[BEGIN SUPPLIED TEXT]

I understand Kathrin Namutebi's frustration and inconvenience when her bags were, in her words, "ransacked" at London's Heathrow Airport as reported in a local daily. I am neither belittling the authenticity of Namutebi's claims nor am I questioning her integrity, since her "experience" is not unusual.

But in a one-sided story, people often misrepresent the facts to gain public sympathy. Take the example of a passenger travelling on a British passport who imagined that having one exempted her from answering Immigration officials' questions at Entebbe Airport! Her British passport was issued in Kampala. These passports then, unlike those issued in the UK, lacked some new technology, like the microchips code bars for the immigration staff to electronically scan them.

The photographs were detachable and since it was some time since hers had been issued, her passport photo was not the exact likeness of her look then.

The staff, justifiably suspicious, subjected her to further investigation. Instead of answering the questions, the passenger became paranoid and blathered contemptible tirades against the innocent staff.

If she had written in the press, she would have berated these officials for "incompetence" and "picking" on her. While the staff at Entebbe commendably handle passengers with utmost humility, they do stick to the regulations.

[END SUPPLIED TEXT]

__TASK LIST__.
[1] Answer these questions from the text on airport checks:
(a) At which airport were Kathrin Namutebi's bags reportedly "ransacked"?
(b) Where was the passenger's British passport issued?
(c) What does the text say about the photographs in those passports?
[2] Carry on the text on airport checks, starting after its final sentence.

[BEGIN INFORMATION SHOWN]

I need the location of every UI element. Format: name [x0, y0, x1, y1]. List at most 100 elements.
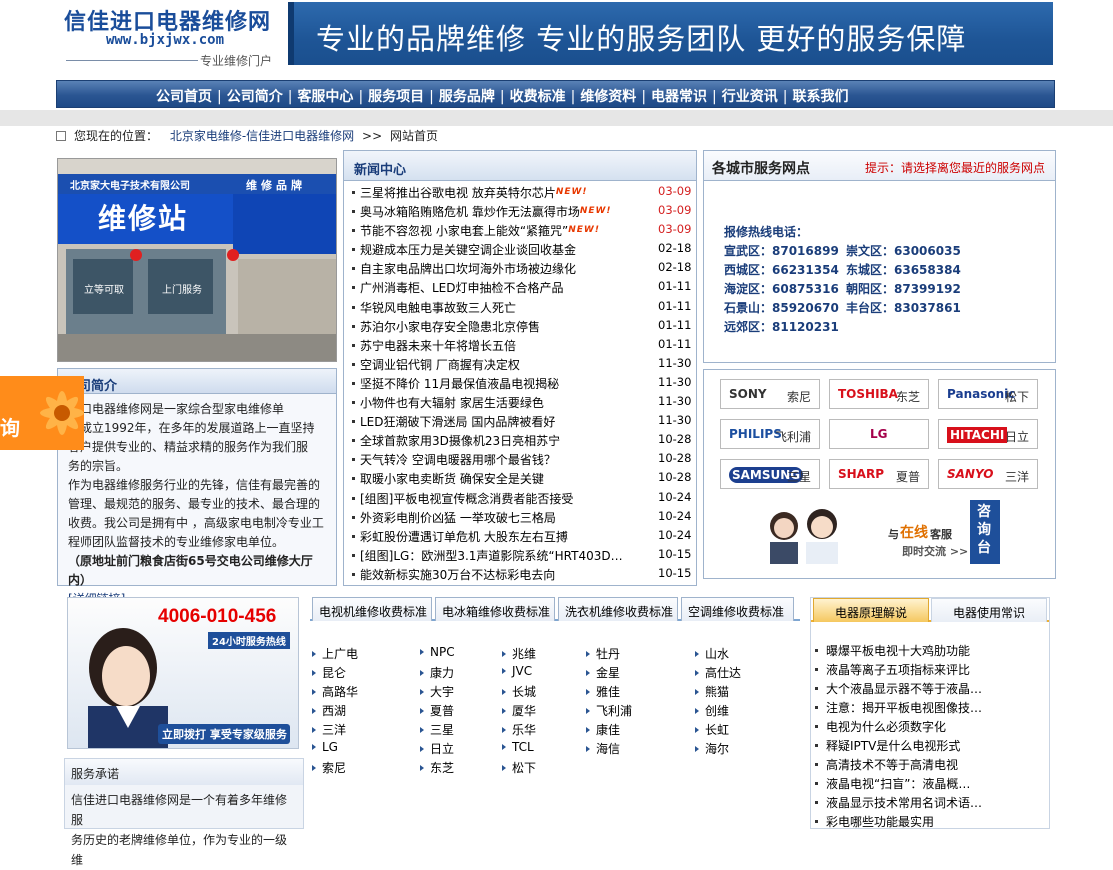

[END INFORMATION SHOWN]

__ANSWERS FOR THIS EXERCISE__.
[1]
(a) London's Heathrow Airport.
(b) Kampala.
(c) They were detachable.

[2]
I am an ordinary person; the type the Langi or Acholi would call perengenye. This not withstanding, I never have problems whenever I travel on my Ugandan passport except, quite incredibly, in Kenya as I will later show.

Early in March this year, I travelled from Entebbe to Heathrow on British Airways. At Heathrow, there's quite some distance from the plane to the immigration desks, and along the way, there are government agencies and security personnel that carry out surveillance operations in pursuit of criminals, like the njaga transporters. We met three of them who never "touched" me, although I had a sizeable load of hand luggage. But they stopped a woman who was behind me and searched her bags. They would never have known if she was Ugandan or not because BA carries all nationalities.

With millions of passengers passing through Heathrow, the authorities can't search every luggage, which explains why other passengers, including Ugandans, were not "ransacked". In detecting and preventing crime, the security officials apply a random search criteria among the passengers and Namutebi happened to be among those picked.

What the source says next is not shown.